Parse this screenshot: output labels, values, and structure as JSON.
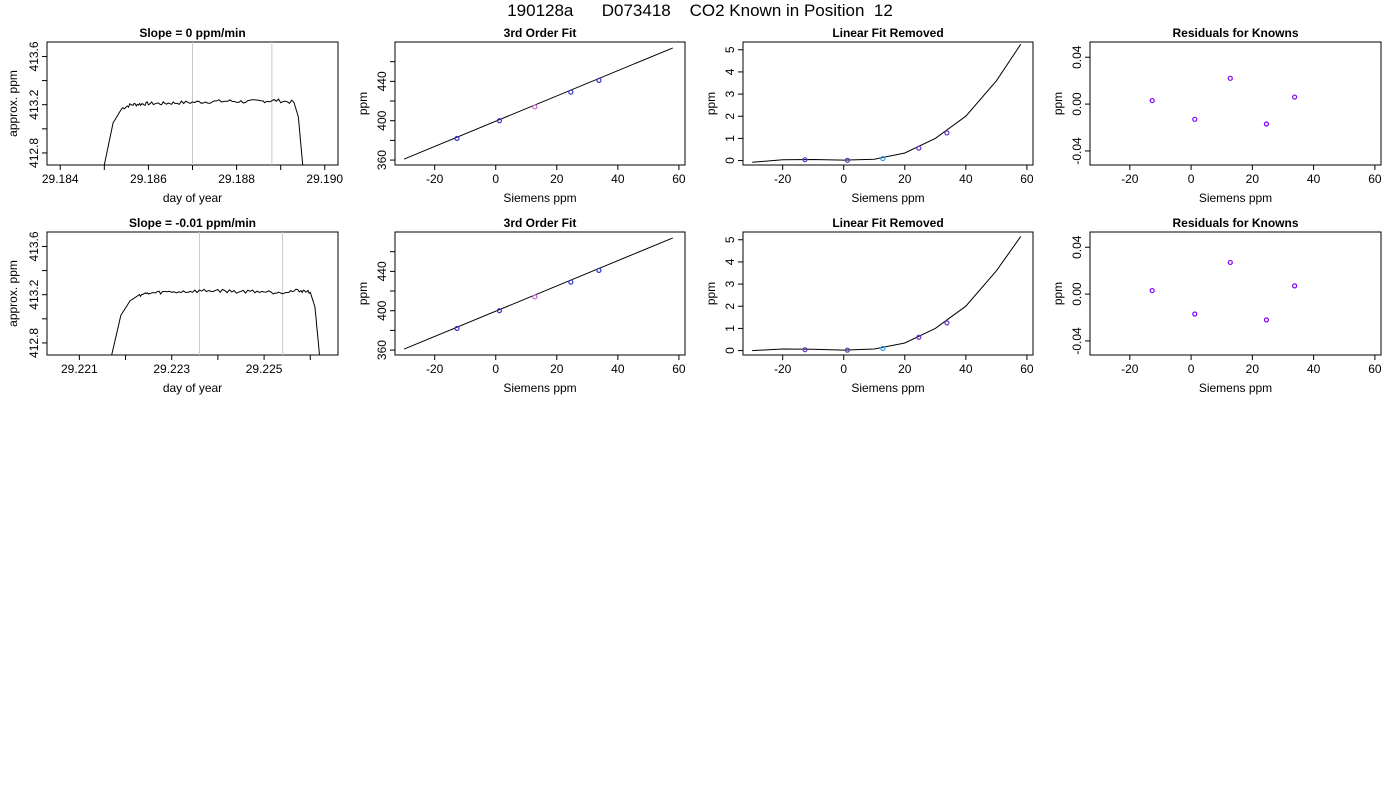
{
  "page_title": "190128a      D073418    CO2 Known in Position  12",
  "chart_data": [
    {
      "type": "line",
      "title": "Slope =  0  ppm/min",
      "xlabel": "day of year",
      "ylabel": "approx. ppm",
      "xlim": [
        29.1837,
        29.1903
      ],
      "ylim": [
        412.7,
        413.72
      ],
      "xticks": [
        29.184,
        29.185,
        29.186,
        29.187,
        29.188,
        29.189,
        29.19
      ],
      "xtick_labels": [
        "29.184",
        "",
        "29.186",
        "",
        "29.188",
        "",
        "29.190"
      ],
      "yticks": [
        412.8,
        413.0,
        413.2,
        413.4,
        413.6
      ],
      "ytick_labels": [
        "412.8",
        "",
        "413.2",
        "",
        "413.6"
      ],
      "vlines": [
        29.187,
        29.1888
      ],
      "series": [
        {
          "x": [
            29.185,
            29.1852,
            29.1854,
            29.1856,
            29.1858,
            29.186,
            29.1863,
            29.1866,
            29.187,
            29.1874,
            29.1878,
            29.1882,
            29.1886,
            29.1889,
            29.1893,
            29.1894,
            29.1895
          ],
          "y": [
            412.7,
            413.05,
            413.17,
            413.2,
            413.205,
            413.21,
            413.21,
            413.215,
            413.22,
            413.225,
            413.23,
            413.225,
            413.23,
            413.235,
            413.22,
            413.1,
            412.7
          ]
        }
      ]
    },
    {
      "type": "scatter",
      "title": "3rd Order Fit",
      "xlabel": "Siemens ppm",
      "ylabel": "ppm",
      "xlim": [
        -33,
        62
      ],
      "ylim": [
        355,
        480
      ],
      "xticks": [
        -20,
        0,
        20,
        40,
        60
      ],
      "yticks": [
        360,
        380,
        400,
        420,
        440,
        460
      ],
      "ytick_labels": [
        "360",
        "",
        "400",
        "",
        "440",
        ""
      ],
      "fit_line": {
        "x": [
          -30,
          58
        ],
        "y": [
          361,
          474
        ]
      },
      "points": {
        "x": [
          -12.7,
          1.2,
          12.8,
          24.6,
          33.8
        ],
        "y": [
          382,
          400,
          414,
          429,
          441
        ]
      },
      "point_colors": [
        "#3333cc",
        "#3333cc",
        "#cc66cc",
        "#3333cc",
        "#3333cc"
      ]
    },
    {
      "type": "scatter",
      "title": "Linear Fit Removed",
      "xlabel": "Siemens ppm",
      "ylabel": "ppm",
      "xlim": [
        -33,
        62
      ],
      "ylim": [
        -0.2,
        5.35
      ],
      "xticks": [
        -20,
        0,
        20,
        40,
        60
      ],
      "yticks": [
        0,
        1,
        2,
        3,
        4,
        5
      ],
      "curve": {
        "x": [
          -30,
          -20,
          -10,
          0,
          10,
          20,
          30,
          40,
          50,
          58
        ],
        "y": [
          -0.08,
          0.04,
          0.05,
          0.02,
          0.06,
          0.34,
          1.0,
          2.0,
          3.6,
          5.25
        ]
      },
      "points": {
        "x": [
          -12.7,
          1.2,
          12.8,
          24.6,
          33.8
        ],
        "y": [
          0.04,
          0.01,
          0.09,
          0.56,
          1.25
        ]
      },
      "point_colors": [
        "#6633cc",
        "#6633cc",
        "#3399dd",
        "#6633cc",
        "#6633cc"
      ]
    },
    {
      "type": "scatter",
      "title": "Residuals for Knowns",
      "xlabel": "Siemens ppm",
      "ylabel": "ppm",
      "xlim": [
        -33,
        62
      ],
      "ylim": [
        -0.052,
        0.053
      ],
      "xticks": [
        -20,
        0,
        20,
        40,
        60
      ],
      "yticks": [
        -0.04,
        0.0,
        0.04
      ],
      "ytick_labels": [
        "-0.04",
        "0.00",
        "0.04"
      ],
      "points": {
        "x": [
          -12.7,
          1.2,
          12.8,
          24.6,
          33.8
        ],
        "y": [
          0.003,
          -0.013,
          0.022,
          -0.017,
          0.006
        ]
      },
      "point_colors": [
        "#7f00ff",
        "#7f00ff",
        "#7f00ff",
        "#7f00ff",
        "#7f00ff"
      ]
    },
    {
      "type": "line",
      "title": "Slope =  -0.01  ppm/min",
      "xlabel": "day of year",
      "ylabel": "approx. ppm",
      "xlim": [
        29.2203,
        29.2266
      ],
      "ylim": [
        412.7,
        413.72
      ],
      "xticks": [
        29.221,
        29.222,
        29.223,
        29.224,
        29.225,
        29.226
      ],
      "xtick_labels": [
        "29.221",
        "",
        "29.223",
        "",
        "29.225",
        ""
      ],
      "yticks": [
        412.8,
        413.0,
        413.2,
        413.4,
        413.6
      ],
      "ytick_labels": [
        "412.8",
        "",
        "413.2",
        "",
        "413.6"
      ],
      "vlines": [
        29.2236,
        29.2254
      ],
      "series": [
        {
          "x": [
            29.2217,
            29.2219,
            29.2221,
            29.2223,
            29.2225,
            29.2228,
            29.2232,
            29.2236,
            29.224,
            29.2244,
            29.2248,
            29.2252,
            29.2255,
            29.2258,
            29.226,
            29.2261,
            29.2262
          ],
          "y": [
            412.7,
            413.03,
            413.15,
            413.2,
            413.21,
            413.22,
            413.225,
            413.23,
            413.235,
            413.225,
            413.23,
            413.22,
            413.225,
            413.235,
            413.22,
            413.1,
            412.7
          ]
        }
      ]
    },
    {
      "type": "scatter",
      "title": "3rd Order Fit",
      "xlabel": "Siemens ppm",
      "ylabel": "ppm",
      "xlim": [
        -33,
        62
      ],
      "ylim": [
        355,
        480
      ],
      "xticks": [
        -20,
        0,
        20,
        40,
        60
      ],
      "yticks": [
        360,
        380,
        400,
        420,
        440,
        460
      ],
      "ytick_labels": [
        "360",
        "",
        "400",
        "",
        "440",
        ""
      ],
      "fit_line": {
        "x": [
          -30,
          58
        ],
        "y": [
          361,
          474
        ]
      },
      "points": {
        "x": [
          -12.7,
          1.2,
          12.8,
          24.6,
          33.8
        ],
        "y": [
          382,
          400,
          414,
          429,
          441
        ]
      },
      "point_colors": [
        "#3333cc",
        "#3333cc",
        "#cc66cc",
        "#3333cc",
        "#3333cc"
      ]
    },
    {
      "type": "scatter",
      "title": "Linear Fit Removed",
      "xlabel": "Siemens ppm",
      "ylabel": "ppm",
      "xlim": [
        -33,
        62
      ],
      "ylim": [
        -0.2,
        5.35
      ],
      "xticks": [
        -20,
        0,
        20,
        40,
        60
      ],
      "yticks": [
        0,
        1,
        2,
        3,
        4,
        5
      ],
      "curve": {
        "x": [
          -30,
          -20,
          -10,
          0,
          10,
          20,
          30,
          40,
          50,
          58
        ],
        "y": [
          0.0,
          0.07,
          0.06,
          0.02,
          0.07,
          0.34,
          1.0,
          2.0,
          3.6,
          5.15
        ]
      },
      "points": {
        "x": [
          -12.7,
          1.2,
          12.8,
          24.6,
          33.8
        ],
        "y": [
          0.04,
          0.02,
          0.1,
          0.6,
          1.25
        ]
      },
      "point_colors": [
        "#6633cc",
        "#6633cc",
        "#3399dd",
        "#6633cc",
        "#6633cc"
      ]
    },
    {
      "type": "scatter",
      "title": "Residuals for Knowns",
      "xlabel": "Siemens ppm",
      "ylabel": "ppm",
      "xlim": [
        -33,
        62
      ],
      "ylim": [
        -0.052,
        0.053
      ],
      "xticks": [
        -20,
        0,
        20,
        40,
        60
      ],
      "yticks": [
        -0.04,
        0.0,
        0.04
      ],
      "ytick_labels": [
        "-0.04",
        "0.00",
        "0.04"
      ],
      "points": {
        "x": [
          -12.7,
          1.2,
          12.8,
          24.6,
          33.8
        ],
        "y": [
          0.003,
          -0.017,
          0.027,
          -0.022,
          0.007
        ]
      },
      "point_colors": [
        "#7f00ff",
        "#7f00ff",
        "#7f00ff",
        "#7f00ff",
        "#7f00ff"
      ]
    }
  ]
}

+++++

WHAT TO WORK ON.
List every line above that holds the word "Slope".

EXPECTED OUTPUT.
      "title": "Slope =  0  ppm/min",
      "title": "Slope =  -0.01  ppm/min",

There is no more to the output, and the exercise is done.